[start of SUPPLIED MATERIAL]
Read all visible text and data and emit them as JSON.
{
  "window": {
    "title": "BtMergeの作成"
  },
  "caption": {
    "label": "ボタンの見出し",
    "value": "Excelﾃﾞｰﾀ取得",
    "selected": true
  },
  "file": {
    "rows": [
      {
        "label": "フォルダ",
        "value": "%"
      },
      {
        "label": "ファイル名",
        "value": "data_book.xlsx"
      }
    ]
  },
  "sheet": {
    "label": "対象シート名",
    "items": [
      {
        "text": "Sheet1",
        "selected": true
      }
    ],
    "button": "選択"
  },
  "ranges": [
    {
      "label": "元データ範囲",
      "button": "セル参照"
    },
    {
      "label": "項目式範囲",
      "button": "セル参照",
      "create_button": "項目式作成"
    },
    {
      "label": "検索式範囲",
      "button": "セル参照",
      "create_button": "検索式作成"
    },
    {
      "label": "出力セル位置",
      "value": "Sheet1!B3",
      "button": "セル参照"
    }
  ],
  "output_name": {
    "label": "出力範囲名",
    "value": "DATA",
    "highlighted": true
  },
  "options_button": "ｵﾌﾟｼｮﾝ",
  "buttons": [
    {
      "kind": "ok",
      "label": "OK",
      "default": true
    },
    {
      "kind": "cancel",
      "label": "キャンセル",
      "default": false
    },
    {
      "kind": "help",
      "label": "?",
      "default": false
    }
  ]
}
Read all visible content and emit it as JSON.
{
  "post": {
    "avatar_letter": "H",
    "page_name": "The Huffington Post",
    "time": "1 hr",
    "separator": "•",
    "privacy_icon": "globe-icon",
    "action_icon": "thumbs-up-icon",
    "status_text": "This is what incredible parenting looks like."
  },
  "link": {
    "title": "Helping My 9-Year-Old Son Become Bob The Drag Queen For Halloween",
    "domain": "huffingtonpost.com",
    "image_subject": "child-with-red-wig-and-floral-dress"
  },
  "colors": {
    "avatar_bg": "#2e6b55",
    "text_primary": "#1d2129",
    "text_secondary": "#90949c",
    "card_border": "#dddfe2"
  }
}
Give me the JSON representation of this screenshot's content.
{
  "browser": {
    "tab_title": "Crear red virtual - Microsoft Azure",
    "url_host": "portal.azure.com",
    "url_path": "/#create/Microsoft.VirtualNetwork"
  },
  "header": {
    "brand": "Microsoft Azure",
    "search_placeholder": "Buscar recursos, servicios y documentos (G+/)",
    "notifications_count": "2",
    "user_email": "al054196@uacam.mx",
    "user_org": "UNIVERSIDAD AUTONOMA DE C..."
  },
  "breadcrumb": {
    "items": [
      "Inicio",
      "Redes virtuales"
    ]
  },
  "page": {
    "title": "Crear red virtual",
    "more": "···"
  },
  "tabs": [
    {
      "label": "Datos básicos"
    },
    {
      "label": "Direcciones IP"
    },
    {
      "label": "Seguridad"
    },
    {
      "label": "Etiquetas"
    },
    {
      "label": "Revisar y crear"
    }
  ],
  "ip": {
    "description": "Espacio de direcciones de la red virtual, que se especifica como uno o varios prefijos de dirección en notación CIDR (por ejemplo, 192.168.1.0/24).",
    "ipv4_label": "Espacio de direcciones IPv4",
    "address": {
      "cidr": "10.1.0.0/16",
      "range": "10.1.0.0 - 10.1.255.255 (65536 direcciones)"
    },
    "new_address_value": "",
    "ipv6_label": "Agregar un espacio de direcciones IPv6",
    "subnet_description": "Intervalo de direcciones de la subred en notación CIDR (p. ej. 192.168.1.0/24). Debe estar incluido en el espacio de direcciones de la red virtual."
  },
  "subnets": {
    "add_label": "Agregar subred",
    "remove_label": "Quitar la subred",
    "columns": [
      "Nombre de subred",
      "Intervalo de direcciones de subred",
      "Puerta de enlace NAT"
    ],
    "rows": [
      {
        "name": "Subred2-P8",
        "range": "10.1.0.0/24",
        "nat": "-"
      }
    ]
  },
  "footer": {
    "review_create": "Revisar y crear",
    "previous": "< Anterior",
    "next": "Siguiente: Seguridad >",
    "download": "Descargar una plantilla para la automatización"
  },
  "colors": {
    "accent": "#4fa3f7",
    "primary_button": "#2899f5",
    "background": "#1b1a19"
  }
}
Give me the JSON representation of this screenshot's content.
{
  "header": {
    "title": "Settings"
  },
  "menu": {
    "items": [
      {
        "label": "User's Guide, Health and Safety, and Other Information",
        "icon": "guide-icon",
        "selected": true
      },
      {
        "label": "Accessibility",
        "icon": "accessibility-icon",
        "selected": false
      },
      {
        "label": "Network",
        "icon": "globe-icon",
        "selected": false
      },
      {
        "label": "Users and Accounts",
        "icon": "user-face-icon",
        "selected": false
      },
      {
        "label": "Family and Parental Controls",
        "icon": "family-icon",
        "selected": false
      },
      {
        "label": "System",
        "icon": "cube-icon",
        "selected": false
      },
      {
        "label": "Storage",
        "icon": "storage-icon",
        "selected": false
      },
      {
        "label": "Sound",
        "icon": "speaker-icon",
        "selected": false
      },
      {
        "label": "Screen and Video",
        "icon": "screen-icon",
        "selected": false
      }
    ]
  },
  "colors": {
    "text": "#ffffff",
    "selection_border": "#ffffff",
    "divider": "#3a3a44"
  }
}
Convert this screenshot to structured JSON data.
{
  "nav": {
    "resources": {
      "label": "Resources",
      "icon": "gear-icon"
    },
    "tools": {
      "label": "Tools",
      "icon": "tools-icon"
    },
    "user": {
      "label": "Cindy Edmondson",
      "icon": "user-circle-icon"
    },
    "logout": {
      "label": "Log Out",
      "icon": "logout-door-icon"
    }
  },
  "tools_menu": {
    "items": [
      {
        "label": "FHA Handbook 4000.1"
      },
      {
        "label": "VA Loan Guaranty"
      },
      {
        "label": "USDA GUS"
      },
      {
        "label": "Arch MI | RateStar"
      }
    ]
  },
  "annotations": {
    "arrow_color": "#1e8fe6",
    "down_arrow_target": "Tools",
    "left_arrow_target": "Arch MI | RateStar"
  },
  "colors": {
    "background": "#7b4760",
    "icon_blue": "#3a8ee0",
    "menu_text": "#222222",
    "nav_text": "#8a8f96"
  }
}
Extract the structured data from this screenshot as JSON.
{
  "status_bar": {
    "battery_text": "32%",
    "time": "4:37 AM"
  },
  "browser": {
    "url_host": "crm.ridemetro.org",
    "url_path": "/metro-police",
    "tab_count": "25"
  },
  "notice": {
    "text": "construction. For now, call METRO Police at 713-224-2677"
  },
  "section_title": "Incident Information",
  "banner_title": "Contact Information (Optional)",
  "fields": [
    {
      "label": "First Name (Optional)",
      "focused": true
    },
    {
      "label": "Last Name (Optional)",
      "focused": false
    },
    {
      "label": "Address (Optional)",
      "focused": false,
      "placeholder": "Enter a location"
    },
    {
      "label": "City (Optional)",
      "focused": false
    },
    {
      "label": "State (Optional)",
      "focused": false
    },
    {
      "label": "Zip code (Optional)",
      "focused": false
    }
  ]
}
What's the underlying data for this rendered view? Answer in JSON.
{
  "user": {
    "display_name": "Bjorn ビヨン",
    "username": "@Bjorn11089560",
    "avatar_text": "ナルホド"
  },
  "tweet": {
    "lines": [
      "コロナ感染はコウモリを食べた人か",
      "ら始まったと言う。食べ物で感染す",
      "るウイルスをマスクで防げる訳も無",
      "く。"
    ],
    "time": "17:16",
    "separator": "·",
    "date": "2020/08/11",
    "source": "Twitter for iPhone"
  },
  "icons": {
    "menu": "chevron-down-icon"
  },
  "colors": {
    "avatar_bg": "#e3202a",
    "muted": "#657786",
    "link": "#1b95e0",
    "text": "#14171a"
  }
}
[end of SUPPLIED MATERIAL]
__REQUIRED TASK__. Your task is to repeat the data exactly; please include every line.

__ANSWER TO THIS TASK__.
Read all visible text and data and emit them as JSON.
{
  "window": {
    "title": "BtMergeの作成"
  },
  "caption": {
    "label": "ボタンの見出し",
    "value": "Excelﾃﾞｰﾀ取得",
    "selected": true
  },
  "file": {
    "rows": [
      {
        "label": "フォルダ",
        "value": "%"
      },
      {
        "label": "ファイル名",
        "value": "data_book.xlsx"
      }
    ]
  },
  "sheet": {
    "label": "対象シート名",
    "items": [
      {
        "text": "Sheet1",
        "selected": true
      }
    ],
    "button": "選択"
  },
  "ranges": [
    {
      "label": "元データ範囲",
      "button": "セル参照"
    },
    {
      "label": "項目式範囲",
      "button": "セル参照",
      "create_button": "項目式作成"
    },
    {
      "label": "検索式範囲",
      "button": "セル参照",
      "create_button": "検索式作成"
    },
    {
      "label": "出力セル位置",
      "value": "Sheet1!B3",
      "button": "セル参照"
    }
  ],
  "output_name": {
    "label": "出力範囲名",
    "value": "DATA",
    "highlighted": true
  },
  "options_button": "ｵﾌﾟｼｮﾝ",
  "buttons": [
    {
      "kind": "ok",
      "label": "OK",
      "default": true
    },
    {
      "kind": "cancel",
      "label": "キャンセル",
      "default": false
    },
    {
      "kind": "help",
      "label": "?",
      "default": false
    }
  ]
}
Read all visible content and emit it as JSON.
{
  "post": {
    "avatar_letter": "H",
    "page_name": "The Huffington Post",
    "time": "1 hr",
    "separator": "•",
    "privacy_icon": "globe-icon",
    "action_icon": "thumbs-up-icon",
    "status_text": "This is what incredible parenting looks like."
  },
  "link": {
    "title": "Helping My 9-Year-Old Son Become Bob The Drag Queen For Halloween",
    "domain": "huffingtonpost.com",
    "image_subject": "child-with-red-wig-and-floral-dress"
  },
  "colors": {
    "avatar_bg": "#2e6b55",
    "text_primary": "#1d2129",
    "text_secondary": "#90949c",
    "card_border": "#dddfe2"
  }
}
Give me the JSON representation of this screenshot's content.
{
  "browser": {
    "tab_title": "Crear red virtual - Microsoft Azure",
    "url_host": "portal.azure.com",
    "url_path": "/#create/Microsoft.VirtualNetwork"
  },
  "header": {
    "brand": "Microsoft Azure",
    "search_placeholder": "Buscar recursos, servicios y documentos (G+/)",
    "notifications_count": "2",
    "user_email": "al054196@uacam.mx",
    "user_org": "UNIVERSIDAD AUTONOMA DE C..."
  },
  "breadcrumb": {
    "items": [
      "Inicio",
      "Redes virtuales"
    ]
  },
  "page": {
    "title": "Crear red virtual",
    "more": "···"
  },
  "tabs": [
    {
      "label": "Datos básicos"
    },
    {
      "label": "Direcciones IP"
    },
    {
      "label": "Seguridad"
    },
    {
      "label": "Etiquetas"
    },
    {
      "label": "Revisar y crear"
    }
  ],
  "ip": {
    "description": "Espacio de direcciones de la red virtual, que se especifica como uno o varios prefijos de dirección en notación CIDR (por ejemplo, 192.168.1.0/24).",
    "ipv4_label": "Espacio de direcciones IPv4",
    "address": {
      "cidr": "10.1.0.0/16",
      "range": "10.1.0.0 - 10.1.255.255 (65536 direcciones)"
    },
    "new_address_value": "",
    "ipv6_label": "Agregar un espacio de direcciones IPv6",
    "subnet_description": "Intervalo de direcciones de la subred en notación CIDR (p. ej. 192.168.1.0/24). Debe estar incluido en el espacio de direcciones de la red virtual."
  },
  "subnets": {
    "add_label": "Agregar subred",
    "remove_label": "Quitar la subred",
    "columns": [
      "Nombre de subred",
      "Intervalo de direcciones de subred",
      "Puerta de enlace NAT"
    ],
    "rows": [
      {
        "name": "Subred2-P8",
        "range": "10.1.0.0/24",
        "nat": "-"
      }
    ]
  },
  "footer": {
    "review_create": "Revisar y crear",
    "previous": "< Anterior",
    "next": "Siguiente: Seguridad >",
    "download": "Descargar una plantilla para la automatización"
  },
  "colors": {
    "accent": "#4fa3f7",
    "primary_button": "#2899f5",
    "background": "#1b1a19"
  }
}
Give me the JSON representation of this screenshot's content.
{
  "header": {
    "title": "Settings"
  },
  "menu": {
    "items": [
      {
        "label": "User's Guide, Health and Safety, and Other Information",
        "icon": "guide-icon",
        "selected": true
      },
      {
        "label": "Accessibility",
        "icon": "accessibility-icon",
        "selected": false
      },
      {
        "label": "Network",
        "icon": "globe-icon",
        "selected": false
      },
      {
        "label": "Users and Accounts",
        "icon": "user-face-icon",
        "selected": false
      },
      {
        "label": "Family and Parental Controls",
        "icon": "family-icon",
        "selected": false
      },
      {
        "label": "System",
        "icon": "cube-icon",
        "selected": false
      },
      {
        "label": "Storage",
        "icon": "storage-icon",
        "selected": false
      },
      {
        "label": "Sound",
        "icon": "speaker-icon",
        "selected": false
      },
      {
        "label": "Screen and Video",
        "icon": "screen-icon",
        "selected": false
      }
    ]
  },
  "colors": {
    "text": "#ffffff",
    "selection_border": "#ffffff",
    "divider": "#3a3a44"
  }
}
Convert this screenshot to structured JSON data.
{
  "nav": {
    "resources": {
      "label": "Resources",
      "icon": "gear-icon"
    },
    "tools": {
      "label": "Tools",
      "icon": "tools-icon"
    },
    "user": {
      "label": "Cindy Edmondson",
      "icon": "user-circle-icon"
    },
    "logout": {
      "label": "Log Out",
      "icon": "logout-door-icon"
    }
  },
  "tools_menu": {
    "items": [
      {
        "label": "FHA Handbook 4000.1"
      },
      {
        "label": "VA Loan Guaranty"
      },
      {
        "label": "USDA GUS"
      },
      {
        "label": "Arch MI | RateStar"
      }
    ]
  },
  "annotations": {
    "arrow_color": "#1e8fe6",
    "down_arrow_target": "Tools",
    "left_arrow_target": "Arch MI | RateStar"
  },
  "colors": {
    "background": "#7b4760",
    "icon_blue": "#3a8ee0",
    "menu_text": "#222222",
    "nav_text": "#8a8f96"
  }
}
Extract the structured data from this screenshot as JSON.
{
  "status_bar": {
    "battery_text": "32%",
    "time": "4:37 AM"
  },
  "browser": {
    "url_host": "crm.ridemetro.org",
    "url_path": "/metro-police",
    "tab_count": "25"
  },
  "notice": {
    "text": "construction. For now, call METRO Police at 713-224-2677"
  },
  "section_title": "Incident Information",
  "banner_title": "Contact Information (Optional)",
  "fields": [
    {
      "label": "First Name (Optional)",
      "focused": true
    },
    {
      "label": "Last Name (Optional)",
      "focused": false
    },
    {
      "label": "Address (Optional)",
      "focused": false,
      "placeholder": "Enter a location"
    },
    {
      "label": "City (Optional)",
      "focused": false
    },
    {
      "label": "State (Optional)",
      "focused": false
    },
    {
      "label": "Zip code (Optional)",
      "focused": false
    }
  ]
}
What's the underlying data for this rendered view? Answer in JSON.
{
  "user": {
    "display_name": "Bjorn ビヨン",
    "username": "@Bjorn11089560",
    "avatar_text": "ナルホド"
  },
  "tweet": {
    "lines": [
      "コロナ感染はコウモリを食べた人か",
      "ら始まったと言う。食べ物で感染す",
      "るウイルスをマスクで防げる訳も無",
      "く。"
    ],
    "time": "17:16",
    "separator": "·",
    "date": "2020/08/11",
    "source": "Twitter for iPhone"
  },
  "icons": {
    "menu": "chevron-down-icon"
  },
  "colors": {
    "avatar_bg": "#e3202a",
    "muted": "#657786",
    "link": "#1b95e0",
    "text": "#14171a"
  }
}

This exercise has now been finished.